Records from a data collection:
****************

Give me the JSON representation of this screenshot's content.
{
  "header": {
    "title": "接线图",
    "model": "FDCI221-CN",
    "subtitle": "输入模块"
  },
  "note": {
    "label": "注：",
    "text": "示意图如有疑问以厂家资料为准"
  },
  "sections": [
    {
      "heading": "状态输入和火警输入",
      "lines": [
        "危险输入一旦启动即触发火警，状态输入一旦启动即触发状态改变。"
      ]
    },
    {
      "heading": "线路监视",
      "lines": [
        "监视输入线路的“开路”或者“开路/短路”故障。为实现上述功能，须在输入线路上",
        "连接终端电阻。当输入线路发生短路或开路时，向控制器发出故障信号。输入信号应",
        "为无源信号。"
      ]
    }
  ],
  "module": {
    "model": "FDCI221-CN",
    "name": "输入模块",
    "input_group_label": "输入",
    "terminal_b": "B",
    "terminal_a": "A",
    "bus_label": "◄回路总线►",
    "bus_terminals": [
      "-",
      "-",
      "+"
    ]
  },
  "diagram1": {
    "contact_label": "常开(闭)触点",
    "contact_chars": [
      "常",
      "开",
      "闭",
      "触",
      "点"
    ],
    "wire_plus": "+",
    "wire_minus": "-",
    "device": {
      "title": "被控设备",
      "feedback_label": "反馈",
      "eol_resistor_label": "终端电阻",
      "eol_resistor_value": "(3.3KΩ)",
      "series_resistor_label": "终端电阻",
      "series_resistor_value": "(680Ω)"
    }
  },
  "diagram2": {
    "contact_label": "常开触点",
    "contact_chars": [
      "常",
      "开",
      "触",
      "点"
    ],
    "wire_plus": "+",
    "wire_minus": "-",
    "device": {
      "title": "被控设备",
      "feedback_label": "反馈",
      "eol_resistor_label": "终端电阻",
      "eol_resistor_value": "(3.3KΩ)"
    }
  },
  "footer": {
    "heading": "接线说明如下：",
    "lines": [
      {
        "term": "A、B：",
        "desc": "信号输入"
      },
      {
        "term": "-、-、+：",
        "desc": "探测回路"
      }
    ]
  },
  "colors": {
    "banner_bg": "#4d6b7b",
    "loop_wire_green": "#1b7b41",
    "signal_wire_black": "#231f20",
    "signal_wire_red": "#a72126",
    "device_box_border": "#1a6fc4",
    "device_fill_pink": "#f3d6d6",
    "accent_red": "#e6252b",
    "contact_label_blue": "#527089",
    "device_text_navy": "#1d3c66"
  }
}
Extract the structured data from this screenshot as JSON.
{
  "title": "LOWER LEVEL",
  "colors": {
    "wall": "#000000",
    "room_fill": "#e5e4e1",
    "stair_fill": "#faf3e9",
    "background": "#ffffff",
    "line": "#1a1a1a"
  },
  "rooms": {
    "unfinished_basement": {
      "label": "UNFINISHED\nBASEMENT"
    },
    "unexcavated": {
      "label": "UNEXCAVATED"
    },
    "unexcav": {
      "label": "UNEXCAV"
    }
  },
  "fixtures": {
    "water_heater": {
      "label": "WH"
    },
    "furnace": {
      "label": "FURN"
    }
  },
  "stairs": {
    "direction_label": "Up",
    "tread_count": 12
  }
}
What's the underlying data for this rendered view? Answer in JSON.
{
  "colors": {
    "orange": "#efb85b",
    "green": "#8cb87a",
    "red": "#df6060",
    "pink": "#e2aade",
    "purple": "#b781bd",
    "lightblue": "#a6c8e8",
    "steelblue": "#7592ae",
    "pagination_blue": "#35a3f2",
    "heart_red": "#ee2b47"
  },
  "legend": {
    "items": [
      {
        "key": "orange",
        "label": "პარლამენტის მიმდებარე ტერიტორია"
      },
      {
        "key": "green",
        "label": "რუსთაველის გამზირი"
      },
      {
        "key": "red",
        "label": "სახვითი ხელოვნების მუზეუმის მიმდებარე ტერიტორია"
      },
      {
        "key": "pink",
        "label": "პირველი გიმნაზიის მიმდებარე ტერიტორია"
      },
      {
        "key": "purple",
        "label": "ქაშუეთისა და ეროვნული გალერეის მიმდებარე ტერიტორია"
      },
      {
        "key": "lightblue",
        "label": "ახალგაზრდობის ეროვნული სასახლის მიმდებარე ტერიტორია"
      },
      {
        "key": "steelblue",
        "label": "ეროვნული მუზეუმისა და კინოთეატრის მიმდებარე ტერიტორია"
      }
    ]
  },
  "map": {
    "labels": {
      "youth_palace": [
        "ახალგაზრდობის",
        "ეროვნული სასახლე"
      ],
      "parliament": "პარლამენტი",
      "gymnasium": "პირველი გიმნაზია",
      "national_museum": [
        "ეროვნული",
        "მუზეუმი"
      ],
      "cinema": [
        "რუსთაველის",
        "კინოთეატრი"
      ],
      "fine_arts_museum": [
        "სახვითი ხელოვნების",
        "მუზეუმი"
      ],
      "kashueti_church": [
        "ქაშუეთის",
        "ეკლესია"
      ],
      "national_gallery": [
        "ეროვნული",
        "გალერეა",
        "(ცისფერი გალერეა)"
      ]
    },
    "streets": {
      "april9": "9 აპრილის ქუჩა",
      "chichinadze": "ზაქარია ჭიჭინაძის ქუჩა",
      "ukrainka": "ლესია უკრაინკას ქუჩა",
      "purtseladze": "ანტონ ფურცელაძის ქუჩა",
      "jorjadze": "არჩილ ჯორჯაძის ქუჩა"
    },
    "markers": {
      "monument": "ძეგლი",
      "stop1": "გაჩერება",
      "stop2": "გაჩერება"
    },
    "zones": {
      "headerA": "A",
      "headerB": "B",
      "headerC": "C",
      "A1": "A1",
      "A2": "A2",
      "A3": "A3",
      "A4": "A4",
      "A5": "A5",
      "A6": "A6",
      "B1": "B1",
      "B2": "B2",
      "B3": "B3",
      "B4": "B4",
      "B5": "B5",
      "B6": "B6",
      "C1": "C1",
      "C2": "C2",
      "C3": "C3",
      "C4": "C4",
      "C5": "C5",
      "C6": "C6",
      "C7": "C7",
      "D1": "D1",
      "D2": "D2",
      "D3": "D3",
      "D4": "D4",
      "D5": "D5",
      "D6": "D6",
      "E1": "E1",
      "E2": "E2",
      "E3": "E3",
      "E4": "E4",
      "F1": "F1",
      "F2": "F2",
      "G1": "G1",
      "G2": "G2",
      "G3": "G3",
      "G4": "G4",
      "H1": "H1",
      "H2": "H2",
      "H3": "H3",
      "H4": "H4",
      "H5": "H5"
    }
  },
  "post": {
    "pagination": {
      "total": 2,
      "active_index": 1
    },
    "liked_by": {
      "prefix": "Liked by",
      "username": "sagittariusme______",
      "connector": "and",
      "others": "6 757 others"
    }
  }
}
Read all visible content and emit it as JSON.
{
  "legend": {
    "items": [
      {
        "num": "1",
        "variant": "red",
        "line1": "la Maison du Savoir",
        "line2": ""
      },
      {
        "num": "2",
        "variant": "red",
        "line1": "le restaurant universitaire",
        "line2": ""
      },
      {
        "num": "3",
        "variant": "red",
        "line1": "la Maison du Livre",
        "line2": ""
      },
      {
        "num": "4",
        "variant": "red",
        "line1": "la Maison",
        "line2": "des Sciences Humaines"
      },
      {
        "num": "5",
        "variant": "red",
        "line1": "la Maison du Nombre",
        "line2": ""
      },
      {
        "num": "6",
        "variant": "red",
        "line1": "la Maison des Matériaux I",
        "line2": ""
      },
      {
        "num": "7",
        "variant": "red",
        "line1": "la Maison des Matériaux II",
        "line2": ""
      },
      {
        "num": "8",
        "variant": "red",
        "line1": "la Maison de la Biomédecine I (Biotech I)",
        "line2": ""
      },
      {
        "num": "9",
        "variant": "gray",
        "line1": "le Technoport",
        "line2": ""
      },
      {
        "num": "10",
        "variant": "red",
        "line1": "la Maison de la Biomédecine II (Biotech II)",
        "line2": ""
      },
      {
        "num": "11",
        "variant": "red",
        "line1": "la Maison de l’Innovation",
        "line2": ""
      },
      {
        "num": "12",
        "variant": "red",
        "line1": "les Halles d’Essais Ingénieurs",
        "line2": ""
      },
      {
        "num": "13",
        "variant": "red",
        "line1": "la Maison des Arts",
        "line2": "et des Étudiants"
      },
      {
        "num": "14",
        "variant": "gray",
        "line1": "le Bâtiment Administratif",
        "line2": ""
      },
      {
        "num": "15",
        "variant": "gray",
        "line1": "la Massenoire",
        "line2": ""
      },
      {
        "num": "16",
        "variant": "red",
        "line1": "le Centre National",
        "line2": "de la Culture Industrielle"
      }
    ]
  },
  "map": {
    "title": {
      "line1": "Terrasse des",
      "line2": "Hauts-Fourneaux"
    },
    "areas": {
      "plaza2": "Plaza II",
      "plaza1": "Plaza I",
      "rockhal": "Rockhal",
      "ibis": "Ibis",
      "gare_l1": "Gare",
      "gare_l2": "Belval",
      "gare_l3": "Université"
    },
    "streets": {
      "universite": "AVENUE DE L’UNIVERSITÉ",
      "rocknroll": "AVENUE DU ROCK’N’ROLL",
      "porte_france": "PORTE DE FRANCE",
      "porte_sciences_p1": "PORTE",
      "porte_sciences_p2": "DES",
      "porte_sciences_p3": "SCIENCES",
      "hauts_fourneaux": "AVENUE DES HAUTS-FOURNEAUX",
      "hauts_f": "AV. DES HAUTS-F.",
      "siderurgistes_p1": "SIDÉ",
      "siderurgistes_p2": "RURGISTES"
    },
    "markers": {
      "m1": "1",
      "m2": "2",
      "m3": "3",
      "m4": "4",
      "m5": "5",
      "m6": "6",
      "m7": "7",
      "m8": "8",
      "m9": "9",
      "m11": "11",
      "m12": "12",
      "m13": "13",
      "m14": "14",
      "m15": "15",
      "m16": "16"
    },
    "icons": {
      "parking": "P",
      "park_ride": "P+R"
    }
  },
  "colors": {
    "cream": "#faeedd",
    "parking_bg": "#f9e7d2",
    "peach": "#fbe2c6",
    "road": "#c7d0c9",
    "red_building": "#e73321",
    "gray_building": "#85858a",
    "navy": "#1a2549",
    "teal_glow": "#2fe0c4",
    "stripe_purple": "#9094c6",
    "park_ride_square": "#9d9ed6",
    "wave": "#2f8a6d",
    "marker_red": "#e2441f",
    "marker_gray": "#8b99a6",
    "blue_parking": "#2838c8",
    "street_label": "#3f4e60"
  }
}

****************

In the listing above, find each line with the word "Biotech" and copy it.

= Exercise response =
        "line1": "la Maison de la Biomédecine I (Biotech I)",
        "line1": "la Maison de la Biomédecine II (Biotech II)",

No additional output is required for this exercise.